== What is being asked ==
Please write the next part of the court ruling on res judicata below, picking up after its last sentence.

== Extract ==
We are therefore, disposing off this writ petition with a direction to the appellate authority to decide the appeal of the petitioner preferably within a period of six weeks from the date of production of a certified copy of his order, in accordance with law. We make it clear that in view of the decision of this Court in Second Appeal No. 2866 of 1978, P. D. Tandon v. Union of India and others, decided on 27th November, 1981 copy of which has been filed as Annexure 2 to this petition, wherein it has been held that the property in dispute belonged to the petitioner, which decision has been upheld by the Apex Court in Civil Appeal No. 5931 of 1983 decided on 22-2-1984, Annexure-3 to this writ petition, the question of title in this case has already become res-judicata and cannot be raked up again. It has been held in that case that the property in dispute belonged to the petitioner. This finding is conclusive and res-judicata and cannot be permitted to be raked up again. In Iftekhar Ahmad v. Syed Mehban Ali and others, 1974 SC 749 (Para-9) it has been held following the decision of the Privy Council in Board v. Ramanandan Prasad Narayan Singh, A. I. R. 1916 P. C. 78, that the rule of res-judicata is founded on ancient precedent dictated by a wisdom which is for all time. This rule is based on the Roman Law Maxim "interest republicae ut sit finis litium", which means that it is in the interest of the republic that there should be an end to litigation, vide A. I. R. 1960 SC 941; A. I. R. 1961 SC 1457; A. I. R. 1957 SC 38; A. I. R. 1967 Alld. 504 (F. B.) etc. Even an erroneous decision between the parties is res-judicata, vide A. I. R. 1953 SC 65; A. I. R. 1966 SC A. I. R. 1962 Patna, 1061; 72 (F. B.), etc.

(Lines of data)
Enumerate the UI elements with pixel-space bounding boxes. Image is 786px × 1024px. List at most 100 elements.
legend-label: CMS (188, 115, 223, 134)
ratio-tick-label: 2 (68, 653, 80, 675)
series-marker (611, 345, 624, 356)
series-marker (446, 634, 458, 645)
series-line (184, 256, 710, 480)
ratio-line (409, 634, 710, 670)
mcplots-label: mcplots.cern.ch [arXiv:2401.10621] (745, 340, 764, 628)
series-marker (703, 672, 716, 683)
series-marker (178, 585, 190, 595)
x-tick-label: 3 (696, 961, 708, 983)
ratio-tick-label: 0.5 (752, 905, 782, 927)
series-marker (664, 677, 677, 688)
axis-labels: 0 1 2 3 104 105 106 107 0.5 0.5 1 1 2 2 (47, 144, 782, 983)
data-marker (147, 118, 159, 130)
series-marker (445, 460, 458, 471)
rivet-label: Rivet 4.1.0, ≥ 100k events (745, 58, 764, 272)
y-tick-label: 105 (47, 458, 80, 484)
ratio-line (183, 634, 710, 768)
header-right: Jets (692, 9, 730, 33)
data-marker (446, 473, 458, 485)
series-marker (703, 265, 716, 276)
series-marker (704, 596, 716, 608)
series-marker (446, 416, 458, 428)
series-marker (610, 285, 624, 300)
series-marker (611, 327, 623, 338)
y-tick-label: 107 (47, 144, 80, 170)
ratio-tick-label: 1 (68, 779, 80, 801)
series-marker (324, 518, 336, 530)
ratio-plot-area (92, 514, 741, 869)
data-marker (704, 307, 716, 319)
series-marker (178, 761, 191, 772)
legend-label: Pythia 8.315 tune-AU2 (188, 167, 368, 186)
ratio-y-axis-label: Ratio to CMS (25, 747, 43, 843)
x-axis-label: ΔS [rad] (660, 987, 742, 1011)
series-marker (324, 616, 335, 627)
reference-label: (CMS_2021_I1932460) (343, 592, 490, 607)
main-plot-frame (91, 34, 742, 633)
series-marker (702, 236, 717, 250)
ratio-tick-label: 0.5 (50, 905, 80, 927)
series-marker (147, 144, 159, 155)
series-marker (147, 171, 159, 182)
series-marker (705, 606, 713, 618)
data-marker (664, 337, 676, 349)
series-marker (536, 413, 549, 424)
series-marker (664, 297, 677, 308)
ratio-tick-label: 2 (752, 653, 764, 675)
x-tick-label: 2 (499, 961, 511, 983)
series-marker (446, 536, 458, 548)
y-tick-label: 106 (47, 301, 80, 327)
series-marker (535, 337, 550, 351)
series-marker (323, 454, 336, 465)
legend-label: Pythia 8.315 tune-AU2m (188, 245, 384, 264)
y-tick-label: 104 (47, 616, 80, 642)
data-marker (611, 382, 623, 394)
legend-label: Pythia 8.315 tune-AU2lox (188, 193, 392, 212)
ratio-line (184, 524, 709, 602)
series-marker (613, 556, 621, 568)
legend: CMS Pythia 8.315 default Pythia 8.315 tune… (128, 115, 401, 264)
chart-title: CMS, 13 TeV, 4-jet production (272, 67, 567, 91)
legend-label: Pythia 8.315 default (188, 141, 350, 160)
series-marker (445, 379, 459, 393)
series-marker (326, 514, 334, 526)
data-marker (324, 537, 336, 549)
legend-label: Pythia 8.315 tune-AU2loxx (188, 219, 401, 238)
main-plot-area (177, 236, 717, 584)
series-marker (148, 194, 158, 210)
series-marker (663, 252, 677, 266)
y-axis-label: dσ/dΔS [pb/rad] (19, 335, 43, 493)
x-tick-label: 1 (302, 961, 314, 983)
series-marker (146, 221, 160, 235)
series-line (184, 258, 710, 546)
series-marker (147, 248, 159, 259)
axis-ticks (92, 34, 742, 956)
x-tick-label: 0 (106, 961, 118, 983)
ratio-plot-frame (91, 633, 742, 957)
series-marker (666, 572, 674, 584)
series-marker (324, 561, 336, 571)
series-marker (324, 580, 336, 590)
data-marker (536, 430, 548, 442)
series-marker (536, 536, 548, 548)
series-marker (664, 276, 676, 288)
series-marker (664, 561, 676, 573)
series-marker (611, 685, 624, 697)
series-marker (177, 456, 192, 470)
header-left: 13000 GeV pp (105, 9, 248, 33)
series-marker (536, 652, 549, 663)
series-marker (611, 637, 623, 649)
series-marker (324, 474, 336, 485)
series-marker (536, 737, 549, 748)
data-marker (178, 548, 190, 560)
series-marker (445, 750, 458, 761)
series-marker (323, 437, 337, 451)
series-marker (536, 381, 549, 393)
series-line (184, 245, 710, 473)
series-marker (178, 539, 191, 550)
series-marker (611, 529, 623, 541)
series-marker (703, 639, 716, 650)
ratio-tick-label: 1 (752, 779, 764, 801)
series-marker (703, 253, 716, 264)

== Task answer ==
It is submitted by the learned Counsel for the petitioner that there are some petitions relating to mutation regarding this property. It is well-settled that mutation confers no right. The question of title once decided in Second Appeal No. 2866 of 1978 vide judgment dated 27-11-1981 and as confirmed by the Supreme Court, cannot be reagitated again, as it is res-judicata.
(3.) THE doctrine of res-judicata is based on a sound principle of public policy, namely that a matter already settled by the Court should not be allowed to be re-agitated, otherwise there will be no end to litigation.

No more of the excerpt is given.